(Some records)
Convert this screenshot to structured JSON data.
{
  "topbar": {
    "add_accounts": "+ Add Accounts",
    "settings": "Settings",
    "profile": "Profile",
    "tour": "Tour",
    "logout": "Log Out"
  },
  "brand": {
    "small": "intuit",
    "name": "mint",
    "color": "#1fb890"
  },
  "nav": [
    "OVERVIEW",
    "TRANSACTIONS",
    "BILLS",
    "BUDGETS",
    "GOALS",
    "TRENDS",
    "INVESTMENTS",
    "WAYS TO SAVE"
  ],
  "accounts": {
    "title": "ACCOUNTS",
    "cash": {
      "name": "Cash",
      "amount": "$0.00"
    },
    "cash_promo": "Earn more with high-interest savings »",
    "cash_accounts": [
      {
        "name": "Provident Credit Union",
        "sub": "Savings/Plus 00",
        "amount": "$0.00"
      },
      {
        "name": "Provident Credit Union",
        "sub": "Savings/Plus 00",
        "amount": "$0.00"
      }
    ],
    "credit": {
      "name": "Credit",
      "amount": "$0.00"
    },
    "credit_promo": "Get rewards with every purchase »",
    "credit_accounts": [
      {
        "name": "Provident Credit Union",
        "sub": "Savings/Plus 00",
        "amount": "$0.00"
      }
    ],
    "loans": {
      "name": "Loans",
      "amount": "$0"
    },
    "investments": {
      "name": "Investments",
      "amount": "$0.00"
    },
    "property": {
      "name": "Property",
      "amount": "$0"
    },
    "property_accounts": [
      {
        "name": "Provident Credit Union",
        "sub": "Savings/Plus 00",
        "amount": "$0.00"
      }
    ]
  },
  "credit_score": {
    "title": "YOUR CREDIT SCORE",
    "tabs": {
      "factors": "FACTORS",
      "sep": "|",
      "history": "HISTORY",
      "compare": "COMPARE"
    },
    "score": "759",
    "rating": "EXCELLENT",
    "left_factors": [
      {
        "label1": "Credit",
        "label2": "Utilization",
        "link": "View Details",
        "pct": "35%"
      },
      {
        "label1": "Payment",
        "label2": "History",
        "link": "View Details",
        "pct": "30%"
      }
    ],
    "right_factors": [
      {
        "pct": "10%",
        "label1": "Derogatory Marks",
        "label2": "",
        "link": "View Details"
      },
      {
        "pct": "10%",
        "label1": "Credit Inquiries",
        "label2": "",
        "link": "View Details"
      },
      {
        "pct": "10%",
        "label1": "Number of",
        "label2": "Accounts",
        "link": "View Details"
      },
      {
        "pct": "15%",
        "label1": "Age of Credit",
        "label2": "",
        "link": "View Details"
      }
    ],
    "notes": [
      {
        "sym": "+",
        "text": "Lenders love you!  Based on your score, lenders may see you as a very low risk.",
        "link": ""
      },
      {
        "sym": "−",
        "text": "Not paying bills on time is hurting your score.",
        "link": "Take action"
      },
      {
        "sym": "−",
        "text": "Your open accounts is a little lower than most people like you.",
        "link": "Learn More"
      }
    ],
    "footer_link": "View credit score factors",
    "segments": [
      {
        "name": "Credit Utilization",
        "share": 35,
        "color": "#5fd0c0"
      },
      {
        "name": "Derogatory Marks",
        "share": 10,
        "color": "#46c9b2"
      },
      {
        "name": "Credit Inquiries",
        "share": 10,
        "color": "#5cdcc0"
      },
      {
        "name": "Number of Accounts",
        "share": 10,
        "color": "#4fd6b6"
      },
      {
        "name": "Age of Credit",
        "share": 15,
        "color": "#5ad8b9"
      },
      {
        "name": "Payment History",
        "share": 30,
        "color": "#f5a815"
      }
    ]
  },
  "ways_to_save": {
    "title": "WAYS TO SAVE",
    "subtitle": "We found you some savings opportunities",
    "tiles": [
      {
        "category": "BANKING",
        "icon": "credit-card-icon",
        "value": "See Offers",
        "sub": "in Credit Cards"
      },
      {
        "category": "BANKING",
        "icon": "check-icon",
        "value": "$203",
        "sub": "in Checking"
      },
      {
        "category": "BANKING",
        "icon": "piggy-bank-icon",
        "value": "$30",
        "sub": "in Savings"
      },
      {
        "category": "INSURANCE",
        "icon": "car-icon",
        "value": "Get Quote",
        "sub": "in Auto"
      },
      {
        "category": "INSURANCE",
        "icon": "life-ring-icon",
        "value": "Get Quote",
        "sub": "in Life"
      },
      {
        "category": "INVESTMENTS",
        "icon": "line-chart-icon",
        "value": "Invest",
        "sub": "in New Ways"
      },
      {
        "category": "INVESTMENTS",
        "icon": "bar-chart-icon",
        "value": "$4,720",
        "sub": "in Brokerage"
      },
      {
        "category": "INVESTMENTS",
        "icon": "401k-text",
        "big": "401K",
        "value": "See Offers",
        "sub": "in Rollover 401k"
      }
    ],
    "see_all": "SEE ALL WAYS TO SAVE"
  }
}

### What you are asked to do
Copy every record above exactly as it appears.

### Result of this task
Convert this screenshot to structured JSON data.
{
  "topbar": {
    "add_accounts": "+ Add Accounts",
    "settings": "Settings",
    "profile": "Profile",
    "tour": "Tour",
    "logout": "Log Out"
  },
  "brand": {
    "small": "intuit",
    "name": "mint",
    "color": "#1fb890"
  },
  "nav": [
    "OVERVIEW",
    "TRANSACTIONS",
    "BILLS",
    "BUDGETS",
    "GOALS",
    "TRENDS",
    "INVESTMENTS",
    "WAYS TO SAVE"
  ],
  "accounts": {
    "title": "ACCOUNTS",
    "cash": {
      "name": "Cash",
      "amount": "$0.00"
    },
    "cash_promo": "Earn more with high-interest savings »",
    "cash_accounts": [
      {
        "name": "Provident Credit Union",
        "sub": "Savings/Plus 00",
        "amount": "$0.00"
      },
      {
        "name": "Provident Credit Union",
        "sub": "Savings/Plus 00",
        "amount": "$0.00"
      }
    ],
    "credit": {
      "name": "Credit",
      "amount": "$0.00"
    },
    "credit_promo": "Get rewards with every purchase »",
    "credit_accounts": [
      {
        "name": "Provident Credit Union",
        "sub": "Savings/Plus 00",
        "amount": "$0.00"
      }
    ],
    "loans": {
      "name": "Loans",
      "amount": "$0"
    },
    "investments": {
      "name": "Investments",
      "amount": "$0.00"
    },
    "property": {
      "name": "Property",
      "amount": "$0"
    },
    "property_accounts": [
      {
        "name": "Provident Credit Union",
        "sub": "Savings/Plus 00",
        "amount": "$0.00"
      }
    ]
  },
  "credit_score": {
    "title": "YOUR CREDIT SCORE",
    "tabs": {
      "factors": "FACTORS",
      "sep": "|",
      "history": "HISTORY",
      "compare": "COMPARE"
    },
    "score": "759",
    "rating": "EXCELLENT",
    "left_factors": [
      {
        "label1": "Credit",
        "label2": "Utilization",
        "link": "View Details",
        "pct": "35%"
      },
      {
        "label1": "Payment",
        "label2": "History",
        "link": "View Details",
        "pct": "30%"
      }
    ],
    "right_factors": [
      {
        "pct": "10%",
        "label1": "Derogatory Marks",
        "label2": "",
        "link": "View Details"
      },
      {
        "pct": "10%",
        "label1": "Credit Inquiries",
        "label2": "",
        "link": "View Details"
      },
      {
        "pct": "10%",
        "label1": "Number of",
        "label2": "Accounts",
        "link": "View Details"
      },
      {
        "pct": "15%",
        "label1": "Age of Credit",
        "label2": "",
        "link": "View Details"
      }
    ],
    "notes": [
      {
        "sym": "+",
        "text": "Lenders love you!  Based on your score, lenders may see you as a very low risk.",
        "link": ""
      },
      {
        "sym": "−",
        "text": "Not paying bills on time is hurting your score.",
        "link": "Take action"
      },
      {
        "sym": "−",
        "text": "Your open accounts is a little lower than most people like you.",
        "link": "Learn More"
      }
    ],
    "footer_link": "View credit score factors",
    "segments": [
      {
        "name": "Credit Utilization",
        "share": 35,
        "color": "#5fd0c0"
      },
      {
        "name": "Derogatory Marks",
        "share": 10,
        "color": "#46c9b2"
      },
      {
        "name": "Credit Inquiries",
        "share": 10,
        "color": "#5cdcc0"
      },
      {
        "name": "Number of Accounts",
        "share": 10,
        "color": "#4fd6b6"
      },
      {
        "name": "Age of Credit",
        "share": 15,
        "color": "#5ad8b9"
      },
      {
        "name": "Payment History",
        "share": 30,
        "color": "#f5a815"
      }
    ]
  },
  "ways_to_save": {
    "title": "WAYS TO SAVE",
    "subtitle": "We found you some savings opportunities",
    "tiles": [
      {
        "category": "BANKING",
        "icon": "credit-card-icon",
        "value": "See Offers",
        "sub": "in Credit Cards"
      },
      {
        "category": "BANKING",
        "icon": "check-icon",
        "value": "$203",
        "sub": "in Checking"
      },
      {
        "category": "BANKING",
        "icon": "piggy-bank-icon",
        "value": "$30",
        "sub": "in Savings"
      },
      {
        "category": "INSURANCE",
        "icon": "car-icon",
        "value": "Get Quote",
        "sub": "in Auto"
      },
      {
        "category": "INSURANCE",
        "icon": "life-ring-icon",
        "value": "Get Quote",
        "sub": "in Life"
      },
      {
        "category": "INVESTMENTS",
        "icon": "line-chart-icon",
        "value": "Invest",
        "sub": "in New Ways"
      },
      {
        "category": "INVESTMENTS",
        "icon": "bar-chart-icon",
        "value": "$4,720",
        "sub": "in Brokerage"
      },
      {
        "category": "INVESTMENTS",
        "icon": "401k-text",
        "big": "401K",
        "value": "See Offers",
        "sub": "in Rollover 401k"
      }
    ],
    "see_all": "SEE ALL WAYS TO SAVE"
  }
}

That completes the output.